## Task goal
Beneath this task is a listing; retype all of it exactly.
========
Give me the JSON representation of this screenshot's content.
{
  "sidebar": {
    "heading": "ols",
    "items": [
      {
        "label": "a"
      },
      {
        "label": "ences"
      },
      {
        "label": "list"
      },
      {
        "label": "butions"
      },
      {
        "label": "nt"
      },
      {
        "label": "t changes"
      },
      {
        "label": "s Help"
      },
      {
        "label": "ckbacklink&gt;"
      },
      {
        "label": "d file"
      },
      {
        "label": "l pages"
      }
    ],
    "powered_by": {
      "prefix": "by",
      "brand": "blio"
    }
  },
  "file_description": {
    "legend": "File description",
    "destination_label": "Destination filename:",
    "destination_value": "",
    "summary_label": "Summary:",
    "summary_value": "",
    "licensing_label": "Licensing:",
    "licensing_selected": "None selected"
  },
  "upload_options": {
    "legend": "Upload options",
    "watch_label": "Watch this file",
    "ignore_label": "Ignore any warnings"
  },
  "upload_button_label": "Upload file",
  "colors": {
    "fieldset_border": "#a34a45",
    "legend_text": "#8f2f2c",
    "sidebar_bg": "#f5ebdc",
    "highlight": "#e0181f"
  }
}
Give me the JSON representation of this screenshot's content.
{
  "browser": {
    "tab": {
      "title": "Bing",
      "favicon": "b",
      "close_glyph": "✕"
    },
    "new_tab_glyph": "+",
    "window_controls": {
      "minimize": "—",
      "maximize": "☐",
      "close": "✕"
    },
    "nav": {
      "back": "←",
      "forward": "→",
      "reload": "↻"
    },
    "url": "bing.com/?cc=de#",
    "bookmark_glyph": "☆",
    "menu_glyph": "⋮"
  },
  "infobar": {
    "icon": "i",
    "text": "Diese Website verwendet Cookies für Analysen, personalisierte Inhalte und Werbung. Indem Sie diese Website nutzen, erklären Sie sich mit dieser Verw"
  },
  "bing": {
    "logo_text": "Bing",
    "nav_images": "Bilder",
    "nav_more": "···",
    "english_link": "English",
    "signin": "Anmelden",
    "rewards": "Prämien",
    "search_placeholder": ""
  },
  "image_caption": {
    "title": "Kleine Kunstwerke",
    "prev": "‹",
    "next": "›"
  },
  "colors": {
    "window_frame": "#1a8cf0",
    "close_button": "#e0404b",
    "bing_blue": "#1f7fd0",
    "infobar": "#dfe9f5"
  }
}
========
## Full output
Give me the JSON representation of this screenshot's content.
{
  "sidebar": {
    "heading": "ols",
    "items": [
      {
        "label": "a"
      },
      {
        "label": "ences"
      },
      {
        "label": "list"
      },
      {
        "label": "butions"
      },
      {
        "label": "nt"
      },
      {
        "label": "t changes"
      },
      {
        "label": "s Help"
      },
      {
        "label": "ckbacklink&gt;"
      },
      {
        "label": "d file"
      },
      {
        "label": "l pages"
      }
    ],
    "powered_by": {
      "prefix": "by",
      "brand": "blio"
    }
  },
  "file_description": {
    "legend": "File description",
    "destination_label": "Destination filename:",
    "destination_value": "",
    "summary_label": "Summary:",
    "summary_value": "",
    "licensing_label": "Licensing:",
    "licensing_selected": "None selected"
  },
  "upload_options": {
    "legend": "Upload options",
    "watch_label": "Watch this file",
    "ignore_label": "Ignore any warnings"
  },
  "upload_button_label": "Upload file",
  "colors": {
    "fieldset_border": "#a34a45",
    "legend_text": "#8f2f2c",
    "sidebar_bg": "#f5ebdc",
    "highlight": "#e0181f"
  }
}
Give me the JSON representation of this screenshot's content.
{
  "browser": {
    "tab": {
      "title": "Bing",
      "favicon": "b",
      "close_glyph": "✕"
    },
    "new_tab_glyph": "+",
    "window_controls": {
      "minimize": "—",
      "maximize": "☐",
      "close": "✕"
    },
    "nav": {
      "back": "←",
      "forward": "→",
      "reload": "↻"
    },
    "url": "bing.com/?cc=de#",
    "bookmark_glyph": "☆",
    "menu_glyph": "⋮"
  },
  "infobar": {
    "icon": "i",
    "text": "Diese Website verwendet Cookies für Analysen, personalisierte Inhalte und Werbung. Indem Sie diese Website nutzen, erklären Sie sich mit dieser Verw"
  },
  "bing": {
    "logo_text": "Bing",
    "nav_images": "Bilder",
    "nav_more": "···",
    "english_link": "English",
    "signin": "Anmelden",
    "rewards": "Prämien",
    "search_placeholder": ""
  },
  "image_caption": {
    "title": "Kleine Kunstwerke",
    "prev": "‹",
    "next": "›"
  },
  "colors": {
    "window_frame": "#1a8cf0",
    "close_button": "#e0404b",
    "bing_blue": "#1f7fd0",
    "infobar": "#dfe9f5"
  }
}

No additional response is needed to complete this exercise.